* **PROBLEM DETAILS**
Copy every line of the following data that includes the string "title".

* **Data entries**
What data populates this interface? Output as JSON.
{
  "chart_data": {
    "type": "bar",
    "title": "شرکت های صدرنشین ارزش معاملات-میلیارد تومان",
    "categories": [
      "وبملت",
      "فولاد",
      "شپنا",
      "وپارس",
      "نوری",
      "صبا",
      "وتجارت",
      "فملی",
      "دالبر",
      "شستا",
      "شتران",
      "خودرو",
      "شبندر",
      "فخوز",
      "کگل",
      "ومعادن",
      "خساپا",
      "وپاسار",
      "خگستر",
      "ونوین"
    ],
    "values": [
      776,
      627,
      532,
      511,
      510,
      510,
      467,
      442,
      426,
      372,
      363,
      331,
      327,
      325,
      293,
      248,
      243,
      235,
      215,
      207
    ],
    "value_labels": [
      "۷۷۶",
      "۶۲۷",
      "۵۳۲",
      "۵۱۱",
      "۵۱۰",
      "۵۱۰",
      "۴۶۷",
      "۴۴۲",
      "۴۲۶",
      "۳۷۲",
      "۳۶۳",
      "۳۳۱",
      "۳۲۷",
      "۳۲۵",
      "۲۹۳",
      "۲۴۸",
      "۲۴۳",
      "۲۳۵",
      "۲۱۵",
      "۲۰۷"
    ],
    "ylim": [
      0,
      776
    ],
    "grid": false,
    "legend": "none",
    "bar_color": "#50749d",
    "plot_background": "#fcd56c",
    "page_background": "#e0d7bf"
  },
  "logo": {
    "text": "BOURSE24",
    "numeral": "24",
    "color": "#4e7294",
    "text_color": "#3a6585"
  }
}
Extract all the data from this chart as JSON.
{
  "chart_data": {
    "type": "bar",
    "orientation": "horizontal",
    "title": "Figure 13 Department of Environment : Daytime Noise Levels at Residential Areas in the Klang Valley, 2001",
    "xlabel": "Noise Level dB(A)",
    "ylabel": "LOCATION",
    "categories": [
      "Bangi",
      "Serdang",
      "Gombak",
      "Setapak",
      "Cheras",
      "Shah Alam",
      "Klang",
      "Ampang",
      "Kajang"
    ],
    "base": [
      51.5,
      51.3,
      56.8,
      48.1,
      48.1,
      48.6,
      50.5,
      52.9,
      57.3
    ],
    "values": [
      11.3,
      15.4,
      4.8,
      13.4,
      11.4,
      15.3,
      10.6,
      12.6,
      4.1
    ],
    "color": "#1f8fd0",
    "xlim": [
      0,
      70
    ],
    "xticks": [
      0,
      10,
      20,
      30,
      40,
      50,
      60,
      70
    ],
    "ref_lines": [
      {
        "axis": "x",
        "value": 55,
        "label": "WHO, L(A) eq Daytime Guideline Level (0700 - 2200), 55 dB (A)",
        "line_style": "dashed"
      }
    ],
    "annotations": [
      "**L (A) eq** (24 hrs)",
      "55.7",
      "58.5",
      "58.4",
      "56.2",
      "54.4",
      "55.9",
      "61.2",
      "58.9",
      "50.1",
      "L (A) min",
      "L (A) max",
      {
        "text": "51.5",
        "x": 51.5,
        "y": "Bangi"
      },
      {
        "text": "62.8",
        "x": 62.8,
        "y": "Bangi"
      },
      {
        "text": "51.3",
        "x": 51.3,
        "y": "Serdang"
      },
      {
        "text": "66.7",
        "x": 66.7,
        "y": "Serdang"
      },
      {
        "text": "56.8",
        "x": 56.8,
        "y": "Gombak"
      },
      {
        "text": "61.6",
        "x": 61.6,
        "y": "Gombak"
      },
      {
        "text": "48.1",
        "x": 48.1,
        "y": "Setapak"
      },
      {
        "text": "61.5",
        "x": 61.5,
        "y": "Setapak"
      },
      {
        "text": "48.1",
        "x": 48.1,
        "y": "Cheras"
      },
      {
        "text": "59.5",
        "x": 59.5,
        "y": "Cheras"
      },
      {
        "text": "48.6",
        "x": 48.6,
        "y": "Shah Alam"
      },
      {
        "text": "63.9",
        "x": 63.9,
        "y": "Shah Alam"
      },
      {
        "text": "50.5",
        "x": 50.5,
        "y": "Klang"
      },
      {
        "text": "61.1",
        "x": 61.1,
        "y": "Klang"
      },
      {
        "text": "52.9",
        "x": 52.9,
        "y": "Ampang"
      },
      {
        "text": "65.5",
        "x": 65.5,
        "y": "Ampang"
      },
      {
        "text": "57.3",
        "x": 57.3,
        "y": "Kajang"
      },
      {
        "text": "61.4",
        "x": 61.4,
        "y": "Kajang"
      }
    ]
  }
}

* **SOLUTION**
    "title": "شرکت های صدرنشین ارزش معاملات-میلیارد تومان",
    "title": "Figure 13 Department of Environment : Daytime Noise Levels at Residential Areas in the Klang Valley, 2001",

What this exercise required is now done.